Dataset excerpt
#####

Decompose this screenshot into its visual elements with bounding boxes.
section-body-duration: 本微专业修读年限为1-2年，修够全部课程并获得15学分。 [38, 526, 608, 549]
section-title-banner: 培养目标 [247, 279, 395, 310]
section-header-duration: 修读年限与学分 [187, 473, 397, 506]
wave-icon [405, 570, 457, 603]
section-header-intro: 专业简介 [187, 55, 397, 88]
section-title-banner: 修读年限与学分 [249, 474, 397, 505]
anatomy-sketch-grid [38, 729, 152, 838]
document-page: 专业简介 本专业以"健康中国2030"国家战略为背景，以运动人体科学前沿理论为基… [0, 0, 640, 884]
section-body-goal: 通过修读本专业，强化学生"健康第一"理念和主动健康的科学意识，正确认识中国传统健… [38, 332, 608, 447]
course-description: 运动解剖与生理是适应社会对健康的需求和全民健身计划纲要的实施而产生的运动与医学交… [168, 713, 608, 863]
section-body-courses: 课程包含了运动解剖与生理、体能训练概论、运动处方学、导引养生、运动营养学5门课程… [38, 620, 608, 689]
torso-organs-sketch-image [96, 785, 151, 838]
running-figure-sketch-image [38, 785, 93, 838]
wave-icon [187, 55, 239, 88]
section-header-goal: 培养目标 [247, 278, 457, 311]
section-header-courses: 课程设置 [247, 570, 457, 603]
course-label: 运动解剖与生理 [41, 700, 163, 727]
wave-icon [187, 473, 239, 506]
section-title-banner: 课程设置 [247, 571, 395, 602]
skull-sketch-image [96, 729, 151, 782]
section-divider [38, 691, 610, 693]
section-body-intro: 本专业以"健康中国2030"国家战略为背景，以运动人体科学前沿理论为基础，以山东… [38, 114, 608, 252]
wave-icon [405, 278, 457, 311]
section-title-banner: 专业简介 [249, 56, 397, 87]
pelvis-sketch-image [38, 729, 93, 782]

#####

_Goal of the exercise_
Arrange the rows from the beginning of the dataset excerpt through the one containing "section-header-intro: 专业简介 [187, 55, 397, 88]", both included, as a Markdown table with the columns Number and Entry, leaving out any blank lines.

_Task answer_
| Number | Entry |
|---|---|
| 1 | Decompose this screenshot into its visual elements with bounding boxes. |
| 2 | section-body-duration: 本微专业修读年限为1-2年，修够全部课程并获得15学分。 [38, 526, 608, 549] |
| 3 | section-title-banner: 培养目标 [247, 279, 395, 310] |
| 4 | section-header-duration: 修读年限与学分 [187, 473, 397, 506] |
| 5 | wave-icon [405, 570, 457, 603] |
| 6 | section-header-intro: 专业简介 [187, 55, 397, 88] |